- _DO THIS_: Search the data for the word "document" and copy every line where it occurs.

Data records
START

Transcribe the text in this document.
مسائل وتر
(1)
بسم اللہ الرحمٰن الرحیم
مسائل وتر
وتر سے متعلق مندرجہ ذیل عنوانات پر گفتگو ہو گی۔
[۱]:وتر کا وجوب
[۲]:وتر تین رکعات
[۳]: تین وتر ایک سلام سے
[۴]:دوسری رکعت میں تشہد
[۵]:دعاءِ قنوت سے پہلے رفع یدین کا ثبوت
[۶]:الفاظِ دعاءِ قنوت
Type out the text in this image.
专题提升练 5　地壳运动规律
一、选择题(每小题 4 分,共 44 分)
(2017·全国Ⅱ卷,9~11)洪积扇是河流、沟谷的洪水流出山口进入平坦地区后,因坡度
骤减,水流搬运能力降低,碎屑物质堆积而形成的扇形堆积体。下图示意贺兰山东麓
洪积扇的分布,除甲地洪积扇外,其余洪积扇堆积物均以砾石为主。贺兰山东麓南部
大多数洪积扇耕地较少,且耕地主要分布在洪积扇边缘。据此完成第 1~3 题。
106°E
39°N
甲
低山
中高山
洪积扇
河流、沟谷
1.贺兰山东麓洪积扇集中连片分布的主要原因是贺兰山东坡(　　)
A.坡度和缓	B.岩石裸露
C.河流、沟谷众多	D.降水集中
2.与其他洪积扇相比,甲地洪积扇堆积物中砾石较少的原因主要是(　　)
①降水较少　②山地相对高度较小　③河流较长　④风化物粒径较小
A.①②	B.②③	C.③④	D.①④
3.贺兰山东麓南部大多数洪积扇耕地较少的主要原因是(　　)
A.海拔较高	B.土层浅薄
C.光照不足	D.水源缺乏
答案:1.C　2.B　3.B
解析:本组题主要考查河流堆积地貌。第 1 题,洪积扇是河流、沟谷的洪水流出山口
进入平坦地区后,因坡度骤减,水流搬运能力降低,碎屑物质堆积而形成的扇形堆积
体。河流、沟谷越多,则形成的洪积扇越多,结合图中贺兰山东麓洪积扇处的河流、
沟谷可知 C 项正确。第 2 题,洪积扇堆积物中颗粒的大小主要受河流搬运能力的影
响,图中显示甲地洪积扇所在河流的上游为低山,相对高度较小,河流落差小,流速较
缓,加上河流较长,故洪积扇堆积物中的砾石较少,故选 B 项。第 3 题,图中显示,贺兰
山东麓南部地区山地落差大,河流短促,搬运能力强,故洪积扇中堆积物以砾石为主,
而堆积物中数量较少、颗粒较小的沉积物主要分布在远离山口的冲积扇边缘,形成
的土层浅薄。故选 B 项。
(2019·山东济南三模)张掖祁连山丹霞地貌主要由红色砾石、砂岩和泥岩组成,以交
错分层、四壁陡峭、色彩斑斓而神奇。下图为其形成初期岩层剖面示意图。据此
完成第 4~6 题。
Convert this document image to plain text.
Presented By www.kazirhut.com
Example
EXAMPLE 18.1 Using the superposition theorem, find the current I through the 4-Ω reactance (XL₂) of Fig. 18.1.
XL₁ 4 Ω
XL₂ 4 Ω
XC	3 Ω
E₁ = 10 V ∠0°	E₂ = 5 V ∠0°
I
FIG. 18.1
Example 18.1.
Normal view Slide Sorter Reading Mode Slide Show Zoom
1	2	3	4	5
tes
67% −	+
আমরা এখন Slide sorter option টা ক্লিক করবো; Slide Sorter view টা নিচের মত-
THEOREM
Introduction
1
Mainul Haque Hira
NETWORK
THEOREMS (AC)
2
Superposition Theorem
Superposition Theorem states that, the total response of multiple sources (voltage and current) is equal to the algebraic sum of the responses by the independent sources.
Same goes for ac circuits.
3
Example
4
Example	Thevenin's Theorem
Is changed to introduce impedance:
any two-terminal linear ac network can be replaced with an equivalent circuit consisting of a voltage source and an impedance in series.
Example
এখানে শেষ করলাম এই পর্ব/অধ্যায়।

END

- _ANSWER TO THE TASK_:
Transcribe the text in this document.
Convert this document image to plain text.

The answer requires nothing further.